--- START Input rows ---

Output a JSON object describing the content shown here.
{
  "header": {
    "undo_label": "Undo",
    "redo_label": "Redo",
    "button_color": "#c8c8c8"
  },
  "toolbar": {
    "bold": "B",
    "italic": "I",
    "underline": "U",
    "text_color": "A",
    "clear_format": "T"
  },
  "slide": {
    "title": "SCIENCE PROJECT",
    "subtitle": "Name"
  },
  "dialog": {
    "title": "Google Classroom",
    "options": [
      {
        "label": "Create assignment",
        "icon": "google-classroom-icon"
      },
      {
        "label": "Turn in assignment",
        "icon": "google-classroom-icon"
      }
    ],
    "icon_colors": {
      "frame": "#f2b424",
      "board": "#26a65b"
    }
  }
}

--- END Input rows ---

Print the records above exactly as they appear.

Output a JSON object describing the content shown here.
{
  "header": {
    "undo_label": "Undo",
    "redo_label": "Redo",
    "button_color": "#c8c8c8"
  },
  "toolbar": {
    "bold": "B",
    "italic": "I",
    "underline": "U",
    "text_color": "A",
    "clear_format": "T"
  },
  "slide": {
    "title": "SCIENCE PROJECT",
    "subtitle": "Name"
  },
  "dialog": {
    "title": "Google Classroom",
    "options": [
      {
        "label": "Create assignment",
        "icon": "google-classroom-icon"
      },
      {
        "label": "Turn in assignment",
        "icon": "google-classroom-icon"
      }
    ],
    "icon_colors": {
      "frame": "#f2b424",
      "board": "#26a65b"
    }
  }
}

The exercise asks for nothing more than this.